§ **EXERCISE DIRECTIONS**
Output every entry exactly as written, skipping any pictures.

Figure data in JSON

****************

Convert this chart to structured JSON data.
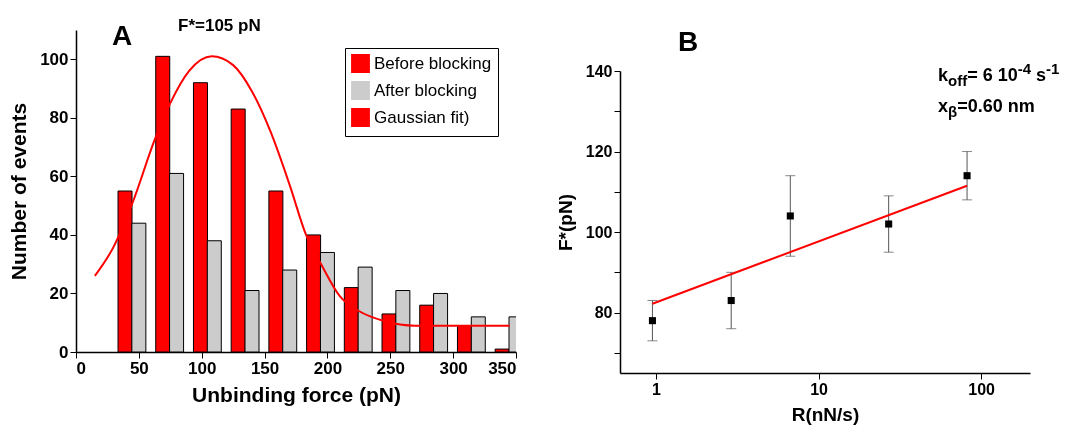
{
  "chart_data": [
    {
      "type": "bar",
      "xlabel": "Unbinding force (pN)",
      "ylabel": "Number of events",
      "annotations": [
        "A",
        "F*=105 pN"
      ],
      "series": [
        {
          "name": "Before blocking",
          "color": "#ff0000",
          "x": [
            39,
            69,
            99,
            129,
            159,
            189,
            219,
            249,
            279,
            309,
            339
          ],
          "values": [
            55,
            101,
            92,
            83,
            55,
            40,
            22,
            13,
            16,
            9,
            1
          ]
        },
        {
          "name": "After blocking",
          "color": "#cccccc",
          "x": [
            50,
            80,
            110,
            140,
            170,
            200,
            230,
            260,
            290,
            320,
            350
          ],
          "values": [
            44,
            61,
            38,
            21,
            28,
            34,
            29,
            21,
            20,
            12,
            12
          ]
        },
        {
          "name": "Gaussian fit)",
          "type": "line",
          "color": "#ff0000",
          "x": [
            15,
            30,
            45,
            63,
            75,
            90,
            108,
            125,
            140,
            155,
            170,
            183,
            195,
            210,
            225,
            245,
            270,
            300,
            345
          ],
          "values": [
            26,
            36,
            51,
            73,
            85,
            96,
            101,
            98,
            89,
            75,
            57,
            40,
            30,
            19,
            14,
            10.6,
            9,
            9,
            9
          ]
        }
      ],
      "xlim": [
        0,
        350
      ],
      "xticks": [
        0,
        50,
        100,
        150,
        200,
        250,
        300,
        350
      ],
      "ylim": [
        0,
        110
      ],
      "yticks": [
        0,
        20,
        40,
        60,
        80,
        100
      ],
      "legend": "top right",
      "grid": false
    },
    {
      "type": "scatter",
      "xlabel": "R(nN/s)",
      "ylabel": "F*(pN)",
      "annotations": [
        "B",
        "k$_{off}$= 6 10$^{-4}$ s$^{-1}$",
        "x$_{β}$=0.60 nm"
      ],
      "series": [
        {
          "color": "#000000",
          "marker": "square",
          "x": [
            0.95,
            2.9,
            6.7,
            27,
            82
          ],
          "values": [
            78,
            83,
            104,
            102,
            114
          ],
          "errors": [
            [
              73,
              83
            ],
            [
              76,
              90
            ],
            [
              94,
              114
            ],
            [
              95,
              109
            ],
            [
              108,
              120
            ]
          ]
        },
        {
          "type": "line",
          "color": "#ff0000",
          "x": [
            0.95,
            82
          ],
          "values": [
            82.2,
            111.5
          ]
        }
      ],
      "xlim": [
        0.6,
        200
      ],
      "xticks": [
        1,
        10,
        100
      ],
      "ylim": [
        65,
        140
      ],
      "yticks": [
        {
          "value": 70,
          "label": null
        },
        80,
        {
          "value": 90,
          "label": null
        },
        100,
        {
          "value": 110,
          "label": null
        },
        120,
        {
          "value": 130,
          "label": null
        },
        140
      ],
      "log": "x",
      "legend": false,
      "grid": false
    }
  ]
}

****************

§ **EXERCISE ANSWER**
Convert this chart to structured JSON data.
{
  "chart_data": [
    {
      "type": "bar",
      "xlabel": "Unbinding force (pN)",
      "ylabel": "Number of events",
      "annotations": [
        "A",
        "F*=105 pN"
      ],
      "series": [
        {
          "name": "Before blocking",
          "color": "#ff0000",
          "x": [
            39,
            69,
            99,
            129,
            159,
            189,
            219,
            249,
            279,
            309,
            339
          ],
          "values": [
            55,
            101,
            92,
            83,
            55,
            40,
            22,
            13,
            16,
            9,
            1
          ]
        },
        {
          "name": "After blocking",
          "color": "#cccccc",
          "x": [
            50,
            80,
            110,
            140,
            170,
            200,
            230,
            260,
            290,
            320,
            350
          ],
          "values": [
            44,
            61,
            38,
            21,
            28,
            34,
            29,
            21,
            20,
            12,
            12
          ]
        },
        {
          "name": "Gaussian fit)",
          "type": "line",
          "color": "#ff0000",
          "x": [
            15,
            30,
            45,
            63,
            75,
            90,
            108,
            125,
            140,
            155,
            170,
            183,
            195,
            210,
            225,
            245,
            270,
            300,
            345
          ],
          "values": [
            26,
            36,
            51,
            73,
            85,
            96,
            101,
            98,
            89,
            75,
            57,
            40,
            30,
            19,
            14,
            10.6,
            9,
            9,
            9
          ]
        }
      ],
      "xlim": [
        0,
        350
      ],
      "xticks": [
        0,
        50,
        100,
        150,
        200,
        250,
        300,
        350
      ],
      "ylim": [
        0,
        110
      ],
      "yticks": [
        0,
        20,
        40,
        60,
        80,
        100
      ],
      "legend": "top right",
      "grid": false
    },
    {
      "type": "scatter",
      "xlabel": "R(nN/s)",
      "ylabel": "F*(pN)",
      "annotations": [
        "B",
        "k$_{off}$= 6 10$^{-4}$ s$^{-1}$",
        "x$_{β}$=0.60 nm"
      ],
      "series": [
        {
          "color": "#000000",
          "marker": "square",
          "x": [
            0.95,
            2.9,
            6.7,
            27,
            82
          ],
          "values": [
            78,
            83,
            104,
            102,
            114
          ],
          "errors": [
            [
              73,
              83
            ],
            [
              76,
              90
            ],
            [
              94,
              114
            ],
            [
              95,
              109
            ],
            [
              108,
              120
            ]
          ]
        },
        {
          "type": "line",
          "color": "#ff0000",
          "x": [
            0.95,
            82
          ],
          "values": [
            82.2,
            111.5
          ]
        }
      ],
      "xlim": [
        0.6,
        200
      ],
      "xticks": [
        1,
        10,
        100
      ],
      "ylim": [
        65,
        140
      ],
      "yticks": [
        {
          "value": 70,
          "label": null
        },
        80,
        {
          "value": 90,
          "label": null
        },
        100,
        {
          "value": 110,
          "label": null
        },
        120,
        {
          "value": 130,
          "label": null
        },
        140
      ],
      "log": "x",
      "legend": false,
      "grid": false
    }
  ]
}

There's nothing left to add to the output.